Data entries
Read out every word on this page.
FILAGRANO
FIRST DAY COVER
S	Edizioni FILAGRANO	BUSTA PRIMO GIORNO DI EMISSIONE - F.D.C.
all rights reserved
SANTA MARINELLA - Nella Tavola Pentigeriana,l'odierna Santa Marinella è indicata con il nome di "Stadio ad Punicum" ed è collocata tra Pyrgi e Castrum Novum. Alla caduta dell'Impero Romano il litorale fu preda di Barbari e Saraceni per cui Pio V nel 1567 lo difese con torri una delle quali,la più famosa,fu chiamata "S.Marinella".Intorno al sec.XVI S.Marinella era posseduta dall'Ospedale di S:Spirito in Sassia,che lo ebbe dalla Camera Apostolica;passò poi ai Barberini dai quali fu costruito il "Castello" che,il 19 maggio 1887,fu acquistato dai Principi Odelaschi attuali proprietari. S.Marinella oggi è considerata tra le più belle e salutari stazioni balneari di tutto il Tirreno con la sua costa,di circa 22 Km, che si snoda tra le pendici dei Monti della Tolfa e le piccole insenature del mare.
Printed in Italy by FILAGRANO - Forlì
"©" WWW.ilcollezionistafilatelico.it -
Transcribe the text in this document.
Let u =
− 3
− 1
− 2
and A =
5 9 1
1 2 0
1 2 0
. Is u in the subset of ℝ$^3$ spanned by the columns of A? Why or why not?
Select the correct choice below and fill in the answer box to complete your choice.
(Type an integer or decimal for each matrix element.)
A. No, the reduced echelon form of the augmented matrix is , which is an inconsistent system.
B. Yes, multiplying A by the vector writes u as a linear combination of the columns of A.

What the task requires:
Your task is to transcribe the listing above in full, exactly as given.

Response to the task:
Read out every word on this page.
FILAGRANO
FIRST DAY COVER
S	Edizioni FILAGRANO	BUSTA PRIMO GIORNO DI EMISSIONE - F.D.C.
all rights reserved
SANTA MARINELLA - Nella Tavola Pentigeriana,l'odierna Santa Marinella è indicata con il nome di "Stadio ad Punicum" ed è collocata tra Pyrgi e Castrum Novum. Alla caduta dell'Impero Romano il litorale fu preda di Barbari e Saraceni per cui Pio V nel 1567 lo difese con torri una delle quali,la più famosa,fu chiamata "S.Marinella".Intorno al sec.XVI S.Marinella era posseduta dall'Ospedale di S:Spirito in Sassia,che lo ebbe dalla Camera Apostolica;passò poi ai Barberini dai quali fu costruito il "Castello" che,il 19 maggio 1887,fu acquistato dai Principi Odelaschi attuali proprietari. S.Marinella oggi è considerata tra le più belle e salutari stazioni balneari di tutto il Tirreno con la sua costa,di circa 22 Km, che si snoda tra le pendici dei Monti della Tolfa e le piccole insenature del mare.
Printed in Italy by FILAGRANO - Forlì
"©" WWW.ilcollezionistafilatelico.it -
Transcribe the text in this document.
Let u =
− 3
− 1
− 2
and A =
5 9 1
1 2 0
1 2 0
. Is u in the subset of ℝ$^3$ spanned by the columns of A? Why or why not?
Select the correct choice below and fill in the answer box to complete your choice.
(Type an integer or decimal for each matrix element.)
A. No, the reduced echelon form of the augmented matrix is , which is an inconsistent system.
B. Yes, multiplying A by the vector writes u as a linear combination of the columns of A.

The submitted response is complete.